_Entries taken from a collection_.
▽
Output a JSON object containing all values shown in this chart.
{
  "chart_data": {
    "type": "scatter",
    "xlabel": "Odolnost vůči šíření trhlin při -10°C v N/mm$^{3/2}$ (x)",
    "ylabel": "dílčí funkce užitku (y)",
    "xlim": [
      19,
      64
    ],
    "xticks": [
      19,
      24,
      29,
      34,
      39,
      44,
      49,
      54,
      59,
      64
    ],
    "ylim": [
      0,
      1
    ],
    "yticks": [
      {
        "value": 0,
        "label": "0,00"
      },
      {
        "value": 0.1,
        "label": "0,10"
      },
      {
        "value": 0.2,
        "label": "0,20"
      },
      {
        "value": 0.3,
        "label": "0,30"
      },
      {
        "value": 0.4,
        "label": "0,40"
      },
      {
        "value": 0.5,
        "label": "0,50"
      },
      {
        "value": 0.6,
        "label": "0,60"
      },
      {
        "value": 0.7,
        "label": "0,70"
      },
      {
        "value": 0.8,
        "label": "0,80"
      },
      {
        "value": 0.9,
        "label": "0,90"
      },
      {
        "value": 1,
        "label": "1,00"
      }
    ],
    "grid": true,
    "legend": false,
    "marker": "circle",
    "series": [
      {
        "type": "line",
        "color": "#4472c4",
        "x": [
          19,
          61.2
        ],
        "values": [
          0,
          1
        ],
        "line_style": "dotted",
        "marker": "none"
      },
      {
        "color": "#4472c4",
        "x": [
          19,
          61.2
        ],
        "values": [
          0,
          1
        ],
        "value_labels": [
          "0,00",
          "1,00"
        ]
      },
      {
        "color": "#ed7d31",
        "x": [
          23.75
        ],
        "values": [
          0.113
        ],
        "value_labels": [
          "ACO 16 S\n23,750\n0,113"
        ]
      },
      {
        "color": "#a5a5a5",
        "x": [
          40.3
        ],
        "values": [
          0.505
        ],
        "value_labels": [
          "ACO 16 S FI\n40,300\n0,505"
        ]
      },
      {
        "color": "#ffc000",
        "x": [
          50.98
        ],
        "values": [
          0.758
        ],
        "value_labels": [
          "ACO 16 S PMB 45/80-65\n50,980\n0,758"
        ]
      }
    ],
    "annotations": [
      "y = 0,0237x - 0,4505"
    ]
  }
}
△
_Goal_.
Transcribe every entry verbatim.

_Result_.
Output a JSON object containing all values shown in this chart.
{
  "chart_data": {
    "type": "scatter",
    "xlabel": "Odolnost vůči šíření trhlin při -10°C v N/mm$^{3/2}$ (x)",
    "ylabel": "dílčí funkce užitku (y)",
    "xlim": [
      19,
      64
    ],
    "xticks": [
      19,
      24,
      29,
      34,
      39,
      44,
      49,
      54,
      59,
      64
    ],
    "ylim": [
      0,
      1
    ],
    "yticks": [
      {
        "value": 0,
        "label": "0,00"
      },
      {
        "value": 0.1,
        "label": "0,10"
      },
      {
        "value": 0.2,
        "label": "0,20"
      },
      {
        "value": 0.3,
        "label": "0,30"
      },
      {
        "value": 0.4,
        "label": "0,40"
      },
      {
        "value": 0.5,
        "label": "0,50"
      },
      {
        "value": 0.6,
        "label": "0,60"
      },
      {
        "value": 0.7,
        "label": "0,70"
      },
      {
        "value": 0.8,
        "label": "0,80"
      },
      {
        "value": 0.9,
        "label": "0,90"
      },
      {
        "value": 1,
        "label": "1,00"
      }
    ],
    "grid": true,
    "legend": false,
    "marker": "circle",
    "series": [
      {
        "type": "line",
        "color": "#4472c4",
        "x": [
          19,
          61.2
        ],
        "values": [
          0,
          1
        ],
        "line_style": "dotted",
        "marker": "none"
      },
      {
        "color": "#4472c4",
        "x": [
          19,
          61.2
        ],
        "values": [
          0,
          1
        ],
        "value_labels": [
          "0,00",
          "1,00"
        ]
      },
      {
        "color": "#ed7d31",
        "x": [
          23.75
        ],
        "values": [
          0.113
        ],
        "value_labels": [
          "ACO 16 S\n23,750\n0,113"
        ]
      },
      {
        "color": "#a5a5a5",
        "x": [
          40.3
        ],
        "values": [
          0.505
        ],
        "value_labels": [
          "ACO 16 S FI\n40,300\n0,505"
        ]
      },
      {
        "color": "#ffc000",
        "x": [
          50.98
        ],
        "values": [
          0.758
        ],
        "value_labels": [
          "ACO 16 S PMB 45/80-65\n50,980\n0,758"
        ]
      }
    ],
    "annotations": [
      "y = 0,0237x - 0,4505"
    ]
  }
}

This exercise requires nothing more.